**EXERCISE INSTRUCTIONS**
With the pictures set aside, write out all of the data exactly as it stands.

**Dataset entries on figures**
((

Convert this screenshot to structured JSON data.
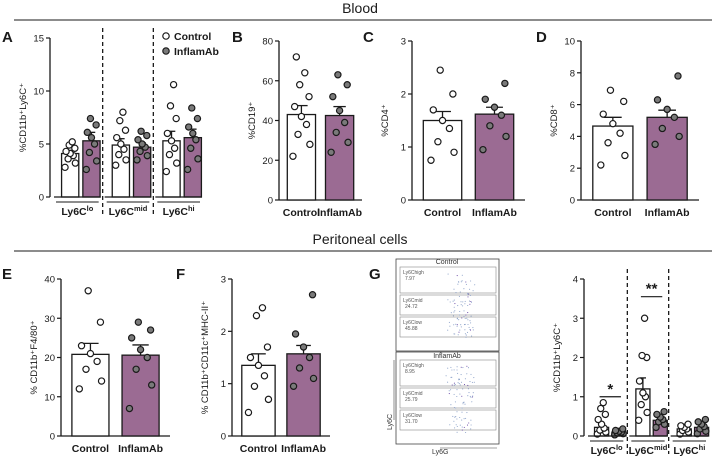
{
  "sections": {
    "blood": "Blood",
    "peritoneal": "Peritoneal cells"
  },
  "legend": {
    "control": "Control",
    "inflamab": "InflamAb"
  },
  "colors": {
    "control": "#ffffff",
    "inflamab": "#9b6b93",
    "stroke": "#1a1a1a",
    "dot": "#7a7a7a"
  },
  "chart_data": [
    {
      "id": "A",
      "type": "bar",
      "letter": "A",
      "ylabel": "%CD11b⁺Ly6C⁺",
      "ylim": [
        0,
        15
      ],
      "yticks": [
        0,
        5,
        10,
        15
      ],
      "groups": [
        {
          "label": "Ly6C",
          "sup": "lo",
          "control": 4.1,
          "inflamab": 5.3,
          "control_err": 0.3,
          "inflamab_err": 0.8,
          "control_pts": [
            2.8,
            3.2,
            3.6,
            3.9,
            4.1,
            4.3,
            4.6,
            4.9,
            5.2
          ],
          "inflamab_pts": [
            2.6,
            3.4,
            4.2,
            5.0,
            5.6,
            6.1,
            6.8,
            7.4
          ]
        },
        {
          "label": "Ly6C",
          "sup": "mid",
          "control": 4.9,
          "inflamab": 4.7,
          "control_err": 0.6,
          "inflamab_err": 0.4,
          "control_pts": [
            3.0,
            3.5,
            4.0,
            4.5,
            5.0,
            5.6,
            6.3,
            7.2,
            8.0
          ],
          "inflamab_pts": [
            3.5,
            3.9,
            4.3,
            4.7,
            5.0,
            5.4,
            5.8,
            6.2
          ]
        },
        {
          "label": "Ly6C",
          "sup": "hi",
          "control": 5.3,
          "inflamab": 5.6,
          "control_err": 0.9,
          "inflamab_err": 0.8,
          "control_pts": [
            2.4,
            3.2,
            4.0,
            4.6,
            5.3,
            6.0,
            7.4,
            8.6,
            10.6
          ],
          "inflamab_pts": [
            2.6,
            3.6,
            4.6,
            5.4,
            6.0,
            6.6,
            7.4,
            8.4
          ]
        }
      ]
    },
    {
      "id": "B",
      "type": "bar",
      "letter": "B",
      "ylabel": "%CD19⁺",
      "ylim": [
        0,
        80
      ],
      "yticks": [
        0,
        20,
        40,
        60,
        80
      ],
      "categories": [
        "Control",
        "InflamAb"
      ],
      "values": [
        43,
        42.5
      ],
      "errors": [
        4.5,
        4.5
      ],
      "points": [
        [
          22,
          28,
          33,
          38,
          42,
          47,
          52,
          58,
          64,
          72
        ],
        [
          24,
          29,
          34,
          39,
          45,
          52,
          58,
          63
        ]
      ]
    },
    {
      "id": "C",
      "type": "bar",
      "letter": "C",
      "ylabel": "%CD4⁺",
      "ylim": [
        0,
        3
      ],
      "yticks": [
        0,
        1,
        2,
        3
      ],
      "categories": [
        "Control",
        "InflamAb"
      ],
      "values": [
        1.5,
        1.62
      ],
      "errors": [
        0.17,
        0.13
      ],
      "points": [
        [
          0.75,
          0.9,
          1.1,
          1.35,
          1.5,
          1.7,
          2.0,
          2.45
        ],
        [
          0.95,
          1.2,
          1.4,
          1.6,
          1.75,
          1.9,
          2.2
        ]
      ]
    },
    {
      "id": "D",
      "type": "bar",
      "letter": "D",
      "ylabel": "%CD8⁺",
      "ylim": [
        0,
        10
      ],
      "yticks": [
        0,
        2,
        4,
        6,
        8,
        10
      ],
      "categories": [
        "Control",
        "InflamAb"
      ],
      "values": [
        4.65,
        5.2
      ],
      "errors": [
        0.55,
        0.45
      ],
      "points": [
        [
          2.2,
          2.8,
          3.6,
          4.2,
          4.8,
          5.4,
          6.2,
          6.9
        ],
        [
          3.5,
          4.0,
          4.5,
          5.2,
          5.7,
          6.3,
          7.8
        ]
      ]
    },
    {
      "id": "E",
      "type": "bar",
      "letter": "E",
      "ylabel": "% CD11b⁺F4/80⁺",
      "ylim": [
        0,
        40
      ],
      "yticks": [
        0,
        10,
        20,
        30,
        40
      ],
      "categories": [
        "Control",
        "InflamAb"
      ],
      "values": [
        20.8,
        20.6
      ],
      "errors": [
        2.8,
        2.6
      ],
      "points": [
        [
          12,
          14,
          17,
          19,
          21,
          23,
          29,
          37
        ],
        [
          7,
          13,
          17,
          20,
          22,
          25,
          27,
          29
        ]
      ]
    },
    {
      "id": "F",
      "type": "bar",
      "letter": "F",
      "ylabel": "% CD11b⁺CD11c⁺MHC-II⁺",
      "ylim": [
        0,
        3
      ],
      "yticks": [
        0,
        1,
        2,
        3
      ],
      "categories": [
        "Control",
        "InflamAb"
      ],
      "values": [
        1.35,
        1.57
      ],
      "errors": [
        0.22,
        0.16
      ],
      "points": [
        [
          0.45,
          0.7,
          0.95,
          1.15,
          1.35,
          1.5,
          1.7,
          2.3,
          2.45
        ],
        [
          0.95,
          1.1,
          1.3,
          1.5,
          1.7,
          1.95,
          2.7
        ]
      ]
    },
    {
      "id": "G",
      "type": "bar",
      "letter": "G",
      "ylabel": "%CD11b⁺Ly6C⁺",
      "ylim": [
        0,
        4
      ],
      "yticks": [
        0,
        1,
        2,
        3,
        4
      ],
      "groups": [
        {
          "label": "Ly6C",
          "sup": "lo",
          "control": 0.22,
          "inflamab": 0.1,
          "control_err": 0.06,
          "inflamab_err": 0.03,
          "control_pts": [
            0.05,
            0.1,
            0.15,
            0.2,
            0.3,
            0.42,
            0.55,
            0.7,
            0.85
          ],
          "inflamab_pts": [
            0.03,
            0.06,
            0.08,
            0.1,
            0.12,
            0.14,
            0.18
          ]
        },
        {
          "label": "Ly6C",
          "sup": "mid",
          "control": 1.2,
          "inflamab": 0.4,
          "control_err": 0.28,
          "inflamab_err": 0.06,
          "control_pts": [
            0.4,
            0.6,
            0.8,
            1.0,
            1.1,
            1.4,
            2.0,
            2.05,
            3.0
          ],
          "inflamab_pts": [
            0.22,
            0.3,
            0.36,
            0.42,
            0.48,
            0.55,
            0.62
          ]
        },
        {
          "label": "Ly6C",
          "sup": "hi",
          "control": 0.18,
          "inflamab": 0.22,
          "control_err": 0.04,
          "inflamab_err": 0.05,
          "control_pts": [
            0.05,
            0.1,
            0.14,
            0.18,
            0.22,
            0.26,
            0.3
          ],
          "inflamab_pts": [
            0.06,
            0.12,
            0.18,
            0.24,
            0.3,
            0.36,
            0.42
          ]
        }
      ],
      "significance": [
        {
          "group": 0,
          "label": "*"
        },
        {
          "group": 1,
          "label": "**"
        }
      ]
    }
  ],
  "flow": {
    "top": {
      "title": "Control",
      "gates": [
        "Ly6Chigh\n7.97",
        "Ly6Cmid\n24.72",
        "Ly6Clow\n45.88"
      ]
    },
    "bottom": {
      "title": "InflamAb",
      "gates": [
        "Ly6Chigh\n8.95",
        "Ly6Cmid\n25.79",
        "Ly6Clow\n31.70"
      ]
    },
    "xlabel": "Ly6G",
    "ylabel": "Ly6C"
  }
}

))

**RESPONSE**
Convert this screenshot to structured JSON data.
{
  "sections": {
    "blood": "Blood",
    "peritoneal": "Peritoneal cells"
  },
  "legend": {
    "control": "Control",
    "inflamab": "InflamAb"
  },
  "colors": {
    "control": "#ffffff",
    "inflamab": "#9b6b93",
    "stroke": "#1a1a1a",
    "dot": "#7a7a7a"
  },
  "chart_data": [
    {
      "id": "A",
      "type": "bar",
      "letter": "A",
      "ylabel": "%CD11b⁺Ly6C⁺",
      "ylim": [
        0,
        15
      ],
      "yticks": [
        0,
        5,
        10,
        15
      ],
      "groups": [
        {
          "label": "Ly6C",
          "sup": "lo",
          "control": 4.1,
          "inflamab": 5.3,
          "control_err": 0.3,
          "inflamab_err": 0.8,
          "control_pts": [
            2.8,
            3.2,
            3.6,
            3.9,
            4.1,
            4.3,
            4.6,
            4.9,
            5.2
          ],
          "inflamab_pts": [
            2.6,
            3.4,
            4.2,
            5.0,
            5.6,
            6.1,
            6.8,
            7.4
          ]
        },
        {
          "label": "Ly6C",
          "sup": "mid",
          "control": 4.9,
          "inflamab": 4.7,
          "control_err": 0.6,
          "inflamab_err": 0.4,
          "control_pts": [
            3.0,
            3.5,
            4.0,
            4.5,
            5.0,
            5.6,
            6.3,
            7.2,
            8.0
          ],
          "inflamab_pts": [
            3.5,
            3.9,
            4.3,
            4.7,
            5.0,
            5.4,
            5.8,
            6.2
          ]
        },
        {
          "label": "Ly6C",
          "sup": "hi",
          "control": 5.3,
          "inflamab": 5.6,
          "control_err": 0.9,
          "inflamab_err": 0.8,
          "control_pts": [
            2.4,
            3.2,
            4.0,
            4.6,
            5.3,
            6.0,
            7.4,
            8.6,
            10.6
          ],
          "inflamab_pts": [
            2.6,
            3.6,
            4.6,
            5.4,
            6.0,
            6.6,
            7.4,
            8.4
          ]
        }
      ]
    },
    {
      "id": "B",
      "type": "bar",
      "letter": "B",
      "ylabel": "%CD19⁺",
      "ylim": [
        0,
        80
      ],
      "yticks": [
        0,
        20,
        40,
        60,
        80
      ],
      "categories": [
        "Control",
        "InflamAb"
      ],
      "values": [
        43,
        42.5
      ],
      "errors": [
        4.5,
        4.5
      ],
      "points": [
        [
          22,
          28,
          33,
          38,
          42,
          47,
          52,
          58,
          64,
          72
        ],
        [
          24,
          29,
          34,
          39,
          45,
          52,
          58,
          63
        ]
      ]
    },
    {
      "id": "C",
      "type": "bar",
      "letter": "C",
      "ylabel": "%CD4⁺",
      "ylim": [
        0,
        3
      ],
      "yticks": [
        0,
        1,
        2,
        3
      ],
      "categories": [
        "Control",
        "InflamAb"
      ],
      "values": [
        1.5,
        1.62
      ],
      "errors": [
        0.17,
        0.13
      ],
      "points": [
        [
          0.75,
          0.9,
          1.1,
          1.35,
          1.5,
          1.7,
          2.0,
          2.45
        ],
        [
          0.95,
          1.2,
          1.4,
          1.6,
          1.75,
          1.9,
          2.2
        ]
      ]
    },
    {
      "id": "D",
      "type": "bar",
      "letter": "D",
      "ylabel": "%CD8⁺",
      "ylim": [
        0,
        10
      ],
      "yticks": [
        0,
        2,
        4,
        6,
        8,
        10
      ],
      "categories": [
        "Control",
        "InflamAb"
      ],
      "values": [
        4.65,
        5.2
      ],
      "errors": [
        0.55,
        0.45
      ],
      "points": [
        [
          2.2,
          2.8,
          3.6,
          4.2,
          4.8,
          5.4,
          6.2,
          6.9
        ],
        [
          3.5,
          4.0,
          4.5,
          5.2,
          5.7,
          6.3,
          7.8
        ]
      ]
    },
    {
      "id": "E",
      "type": "bar",
      "letter": "E",
      "ylabel": "% CD11b⁺F4/80⁺",
      "ylim": [
        0,
        40
      ],
      "yticks": [
        0,
        10,
        20,
        30,
        40
      ],
      "categories": [
        "Control",
        "InflamAb"
      ],
      "values": [
        20.8,
        20.6
      ],
      "errors": [
        2.8,
        2.6
      ],
      "points": [
        [
          12,
          14,
          17,
          19,
          21,
          23,
          29,
          37
        ],
        [
          7,
          13,
          17,
          20,
          22,
          25,
          27,
          29
        ]
      ]
    },
    {
      "id": "F",
      "type": "bar",
      "letter": "F",
      "ylabel": "% CD11b⁺CD11c⁺MHC-II⁺",
      "ylim": [
        0,
        3
      ],
      "yticks": [
        0,
        1,
        2,
        3
      ],
      "categories": [
        "Control",
        "InflamAb"
      ],
      "values": [
        1.35,
        1.57
      ],
      "errors": [
        0.22,
        0.16
      ],
      "points": [
        [
          0.45,
          0.7,
          0.95,
          1.15,
          1.35,
          1.5,
          1.7,
          2.3,
          2.45
        ],
        [
          0.95,
          1.1,
          1.3,
          1.5,
          1.7,
          1.95,
          2.7
        ]
      ]
    },
    {
      "id": "G",
      "type": "bar",
      "letter": "G",
      "ylabel": "%CD11b⁺Ly6C⁺",
      "ylim": [
        0,
        4
      ],
      "yticks": [
        0,
        1,
        2,
        3,
        4
      ],
      "groups": [
        {
          "label": "Ly6C",
          "sup": "lo",
          "control": 0.22,
          "inflamab": 0.1,
          "control_err": 0.06,
          "inflamab_err": 0.03,
          "control_pts": [
            0.05,
            0.1,
            0.15,
            0.2,
            0.3,
            0.42,
            0.55,
            0.7,
            0.85
          ],
          "inflamab_pts": [
            0.03,
            0.06,
            0.08,
            0.1,
            0.12,
            0.14,
            0.18
          ]
        },
        {
          "label": "Ly6C",
          "sup": "mid",
          "control": 1.2,
          "inflamab": 0.4,
          "control_err": 0.28,
          "inflamab_err": 0.06,
          "control_pts": [
            0.4,
            0.6,
            0.8,
            1.0,
            1.1,
            1.4,
            2.0,
            2.05,
            3.0
          ],
          "inflamab_pts": [
            0.22,
            0.3,
            0.36,
            0.42,
            0.48,
            0.55,
            0.62
          ]
        },
        {
          "label": "Ly6C",
          "sup": "hi",
          "control": 0.18,
          "inflamab": 0.22,
          "control_err": 0.04,
          "inflamab_err": 0.05,
          "control_pts": [
            0.05,
            0.1,
            0.14,
            0.18,
            0.22,
            0.26,
            0.3
          ],
          "inflamab_pts": [
            0.06,
            0.12,
            0.18,
            0.24,
            0.3,
            0.36,
            0.42
          ]
        }
      ],
      "significance": [
        {
          "group": 0,
          "label": "*"
        },
        {
          "group": 1,
          "label": "**"
        }
      ]
    }
  ],
  "flow": {
    "top": {
      "title": "Control",
      "gates": [
        "Ly6Chigh\n7.97",
        "Ly6Cmid\n24.72",
        "Ly6Clow\n45.88"
      ]
    },
    "bottom": {
      "title": "InflamAb",
      "gates": [
        "Ly6Chigh\n8.95",
        "Ly6Cmid\n25.79",
        "Ly6Clow\n31.70"
      ]
    },
    "xlabel": "Ly6G",
    "ylabel": "Ly6C"
  }
}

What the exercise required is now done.